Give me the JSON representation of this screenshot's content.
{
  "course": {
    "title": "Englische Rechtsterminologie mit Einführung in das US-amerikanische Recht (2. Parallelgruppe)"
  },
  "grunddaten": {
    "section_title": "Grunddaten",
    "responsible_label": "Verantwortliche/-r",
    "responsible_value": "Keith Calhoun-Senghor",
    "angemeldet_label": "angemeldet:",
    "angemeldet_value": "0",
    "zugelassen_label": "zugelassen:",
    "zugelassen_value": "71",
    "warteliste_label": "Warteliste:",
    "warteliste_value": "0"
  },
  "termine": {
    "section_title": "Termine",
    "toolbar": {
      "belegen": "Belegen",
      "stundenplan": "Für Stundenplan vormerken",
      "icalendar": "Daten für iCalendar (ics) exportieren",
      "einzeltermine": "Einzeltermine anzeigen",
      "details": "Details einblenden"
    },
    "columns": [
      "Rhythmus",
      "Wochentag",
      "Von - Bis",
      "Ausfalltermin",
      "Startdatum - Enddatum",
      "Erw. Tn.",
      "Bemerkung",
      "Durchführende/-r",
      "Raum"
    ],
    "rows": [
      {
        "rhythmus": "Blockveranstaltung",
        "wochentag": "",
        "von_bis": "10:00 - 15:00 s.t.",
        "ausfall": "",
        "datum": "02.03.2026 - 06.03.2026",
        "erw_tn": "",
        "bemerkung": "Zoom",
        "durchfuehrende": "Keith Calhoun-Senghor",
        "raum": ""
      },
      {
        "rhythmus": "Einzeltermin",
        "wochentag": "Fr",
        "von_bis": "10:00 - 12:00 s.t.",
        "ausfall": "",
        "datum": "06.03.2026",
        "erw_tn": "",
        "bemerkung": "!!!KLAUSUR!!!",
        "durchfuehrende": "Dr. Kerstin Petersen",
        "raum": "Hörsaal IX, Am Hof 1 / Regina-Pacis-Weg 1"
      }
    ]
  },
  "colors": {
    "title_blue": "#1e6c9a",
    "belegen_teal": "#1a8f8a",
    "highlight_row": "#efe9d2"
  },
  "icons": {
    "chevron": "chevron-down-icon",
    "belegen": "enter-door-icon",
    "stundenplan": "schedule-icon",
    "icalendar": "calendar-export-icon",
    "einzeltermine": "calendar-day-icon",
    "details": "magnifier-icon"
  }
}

- **EXERCISE DESCRIPTION**
Return every record, word for word.

- **FINAL RESULT**
Give me the JSON representation of this screenshot's content.
{
  "course": {
    "title": "Englische Rechtsterminologie mit Einführung in das US-amerikanische Recht (2. Parallelgruppe)"
  },
  "grunddaten": {
    "section_title": "Grunddaten",
    "responsible_label": "Verantwortliche/-r",
    "responsible_value": "Keith Calhoun-Senghor",
    "angemeldet_label": "angemeldet:",
    "angemeldet_value": "0",
    "zugelassen_label": "zugelassen:",
    "zugelassen_value": "71",
    "warteliste_label": "Warteliste:",
    "warteliste_value": "0"
  },
  "termine": {
    "section_title": "Termine",
    "toolbar": {
      "belegen": "Belegen",
      "stundenplan": "Für Stundenplan vormerken",
      "icalendar": "Daten für iCalendar (ics) exportieren",
      "einzeltermine": "Einzeltermine anzeigen",
      "details": "Details einblenden"
    },
    "columns": [
      "Rhythmus",
      "Wochentag",
      "Von - Bis",
      "Ausfalltermin",
      "Startdatum - Enddatum",
      "Erw. Tn.",
      "Bemerkung",
      "Durchführende/-r",
      "Raum"
    ],
    "rows": [
      {
        "rhythmus": "Blockveranstaltung",
        "wochentag": "",
        "von_bis": "10:00 - 15:00 s.t.",
        "ausfall": "",
        "datum": "02.03.2026 - 06.03.2026",
        "erw_tn": "",
        "bemerkung": "Zoom",
        "durchfuehrende": "Keith Calhoun-Senghor",
        "raum": ""
      },
      {
        "rhythmus": "Einzeltermin",
        "wochentag": "Fr",
        "von_bis": "10:00 - 12:00 s.t.",
        "ausfall": "",
        "datum": "06.03.2026",
        "erw_tn": "",
        "bemerkung": "!!!KLAUSUR!!!",
        "durchfuehrende": "Dr. Kerstin Petersen",
        "raum": "Hörsaal IX, Am Hof 1 / Regina-Pacis-Weg 1"
      }
    ]
  },
  "colors": {
    "title_blue": "#1e6c9a",
    "belegen_teal": "#1a8f8a",
    "highlight_row": "#efe9d2"
  },
  "icons": {
    "chevron": "chevron-down-icon",
    "belegen": "enter-door-icon",
    "stundenplan": "schedule-icon",
    "icalendar": "calendar-export-icon",
    "einzeltermine": "calendar-day-icon",
    "details": "magnifier-icon"
  }
}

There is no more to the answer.